Listed records:
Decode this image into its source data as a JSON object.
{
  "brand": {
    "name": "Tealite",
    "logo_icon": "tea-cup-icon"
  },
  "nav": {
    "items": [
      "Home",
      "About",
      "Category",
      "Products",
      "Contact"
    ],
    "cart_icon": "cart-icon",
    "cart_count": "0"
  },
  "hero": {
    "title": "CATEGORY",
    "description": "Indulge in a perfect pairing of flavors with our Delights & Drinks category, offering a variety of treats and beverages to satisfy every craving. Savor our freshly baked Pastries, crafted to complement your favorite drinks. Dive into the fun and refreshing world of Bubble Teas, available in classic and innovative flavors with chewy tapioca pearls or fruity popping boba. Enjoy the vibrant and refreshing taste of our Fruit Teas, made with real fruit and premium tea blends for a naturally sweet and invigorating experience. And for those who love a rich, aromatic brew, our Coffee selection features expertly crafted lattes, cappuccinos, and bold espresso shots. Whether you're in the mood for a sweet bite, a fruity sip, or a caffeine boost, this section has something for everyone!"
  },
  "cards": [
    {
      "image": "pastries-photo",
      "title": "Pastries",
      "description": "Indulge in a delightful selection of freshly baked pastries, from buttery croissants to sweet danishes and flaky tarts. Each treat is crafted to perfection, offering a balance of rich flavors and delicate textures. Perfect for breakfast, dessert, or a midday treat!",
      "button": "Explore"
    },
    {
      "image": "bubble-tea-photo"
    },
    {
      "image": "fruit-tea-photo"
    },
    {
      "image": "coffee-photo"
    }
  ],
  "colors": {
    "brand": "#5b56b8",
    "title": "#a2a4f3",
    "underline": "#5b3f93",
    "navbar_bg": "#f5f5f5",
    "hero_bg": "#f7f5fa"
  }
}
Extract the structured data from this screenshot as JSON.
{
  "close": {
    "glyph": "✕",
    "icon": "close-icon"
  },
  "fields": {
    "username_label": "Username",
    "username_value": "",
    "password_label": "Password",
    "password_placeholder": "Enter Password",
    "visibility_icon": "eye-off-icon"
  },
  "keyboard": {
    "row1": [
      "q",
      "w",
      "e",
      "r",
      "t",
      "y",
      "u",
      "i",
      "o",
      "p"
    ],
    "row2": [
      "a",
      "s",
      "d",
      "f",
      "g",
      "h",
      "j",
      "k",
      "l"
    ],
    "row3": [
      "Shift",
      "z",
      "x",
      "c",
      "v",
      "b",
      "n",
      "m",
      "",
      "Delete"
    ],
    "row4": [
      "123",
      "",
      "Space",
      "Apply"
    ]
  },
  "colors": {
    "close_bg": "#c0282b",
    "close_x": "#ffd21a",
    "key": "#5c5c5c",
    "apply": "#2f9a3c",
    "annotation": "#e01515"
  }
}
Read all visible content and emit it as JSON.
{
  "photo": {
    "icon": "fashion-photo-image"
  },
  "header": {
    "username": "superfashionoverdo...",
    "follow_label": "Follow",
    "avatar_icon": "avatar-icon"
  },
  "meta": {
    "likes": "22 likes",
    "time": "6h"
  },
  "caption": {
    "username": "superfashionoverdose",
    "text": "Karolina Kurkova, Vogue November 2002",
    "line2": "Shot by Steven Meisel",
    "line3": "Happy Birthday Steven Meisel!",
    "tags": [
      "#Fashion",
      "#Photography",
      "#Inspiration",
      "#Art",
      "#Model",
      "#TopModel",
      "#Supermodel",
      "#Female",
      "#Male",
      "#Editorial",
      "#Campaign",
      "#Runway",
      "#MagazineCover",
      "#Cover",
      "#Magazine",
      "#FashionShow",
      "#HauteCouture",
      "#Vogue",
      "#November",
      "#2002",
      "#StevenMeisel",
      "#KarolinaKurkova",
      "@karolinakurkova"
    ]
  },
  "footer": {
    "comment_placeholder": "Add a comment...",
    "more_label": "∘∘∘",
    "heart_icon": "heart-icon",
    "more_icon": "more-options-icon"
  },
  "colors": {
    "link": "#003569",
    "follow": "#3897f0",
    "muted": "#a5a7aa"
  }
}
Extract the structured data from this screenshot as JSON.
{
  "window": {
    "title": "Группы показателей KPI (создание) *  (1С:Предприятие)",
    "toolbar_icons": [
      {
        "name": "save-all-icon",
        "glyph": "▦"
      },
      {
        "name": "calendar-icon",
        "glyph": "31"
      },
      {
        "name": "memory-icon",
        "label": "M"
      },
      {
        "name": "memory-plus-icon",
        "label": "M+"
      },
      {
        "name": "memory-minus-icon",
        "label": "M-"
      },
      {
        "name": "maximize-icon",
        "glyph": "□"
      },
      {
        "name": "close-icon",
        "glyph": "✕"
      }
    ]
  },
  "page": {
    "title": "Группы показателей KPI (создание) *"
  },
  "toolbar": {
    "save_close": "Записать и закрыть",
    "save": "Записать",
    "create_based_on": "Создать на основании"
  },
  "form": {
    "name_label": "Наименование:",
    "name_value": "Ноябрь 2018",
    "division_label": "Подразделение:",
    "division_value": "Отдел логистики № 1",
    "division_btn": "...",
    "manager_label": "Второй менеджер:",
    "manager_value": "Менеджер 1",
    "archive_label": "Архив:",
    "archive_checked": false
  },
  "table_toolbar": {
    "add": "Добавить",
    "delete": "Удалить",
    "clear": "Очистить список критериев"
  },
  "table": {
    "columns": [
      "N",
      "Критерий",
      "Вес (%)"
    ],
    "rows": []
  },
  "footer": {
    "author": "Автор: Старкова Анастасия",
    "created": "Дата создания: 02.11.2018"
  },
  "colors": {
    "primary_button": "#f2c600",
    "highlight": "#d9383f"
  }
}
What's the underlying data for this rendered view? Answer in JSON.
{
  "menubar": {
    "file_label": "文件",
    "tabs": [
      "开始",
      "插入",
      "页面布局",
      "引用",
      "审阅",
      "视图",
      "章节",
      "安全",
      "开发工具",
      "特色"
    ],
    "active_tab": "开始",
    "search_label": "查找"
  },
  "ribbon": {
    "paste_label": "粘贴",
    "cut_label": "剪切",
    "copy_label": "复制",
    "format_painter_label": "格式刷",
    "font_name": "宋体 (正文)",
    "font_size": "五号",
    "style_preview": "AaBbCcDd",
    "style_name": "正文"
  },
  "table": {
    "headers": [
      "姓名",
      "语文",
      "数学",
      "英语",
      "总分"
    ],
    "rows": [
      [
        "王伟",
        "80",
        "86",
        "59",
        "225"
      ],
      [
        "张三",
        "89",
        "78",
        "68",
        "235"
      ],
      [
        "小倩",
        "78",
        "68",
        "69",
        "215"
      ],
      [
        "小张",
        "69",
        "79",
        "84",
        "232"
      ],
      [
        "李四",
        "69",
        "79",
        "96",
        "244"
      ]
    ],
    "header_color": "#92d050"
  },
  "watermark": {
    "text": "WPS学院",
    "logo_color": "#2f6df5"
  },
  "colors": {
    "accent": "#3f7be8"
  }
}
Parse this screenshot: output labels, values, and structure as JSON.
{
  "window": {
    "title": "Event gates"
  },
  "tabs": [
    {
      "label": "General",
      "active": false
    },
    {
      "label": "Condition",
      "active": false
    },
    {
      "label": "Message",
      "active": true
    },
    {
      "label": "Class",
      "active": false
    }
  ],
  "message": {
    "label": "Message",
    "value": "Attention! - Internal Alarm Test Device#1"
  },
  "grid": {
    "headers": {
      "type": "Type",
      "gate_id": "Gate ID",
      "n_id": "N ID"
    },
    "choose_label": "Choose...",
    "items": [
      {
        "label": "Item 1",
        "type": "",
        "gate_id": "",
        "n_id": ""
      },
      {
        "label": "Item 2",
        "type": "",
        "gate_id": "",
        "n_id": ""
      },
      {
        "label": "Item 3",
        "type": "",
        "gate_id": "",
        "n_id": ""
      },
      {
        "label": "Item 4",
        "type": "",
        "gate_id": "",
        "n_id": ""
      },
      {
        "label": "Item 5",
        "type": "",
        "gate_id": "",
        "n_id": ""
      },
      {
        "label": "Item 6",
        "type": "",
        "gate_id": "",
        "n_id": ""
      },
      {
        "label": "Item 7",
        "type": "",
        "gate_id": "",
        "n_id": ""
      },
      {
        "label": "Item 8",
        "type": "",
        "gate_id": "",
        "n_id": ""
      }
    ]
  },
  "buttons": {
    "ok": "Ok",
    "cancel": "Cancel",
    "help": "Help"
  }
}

What is being asked:
Where a line holds "создание", copy that line.

The response:
    "title": "Группы показателей KPI (создание) *  (1С:Предприятие)",
    "title": "Группы показателей KPI (создание) *"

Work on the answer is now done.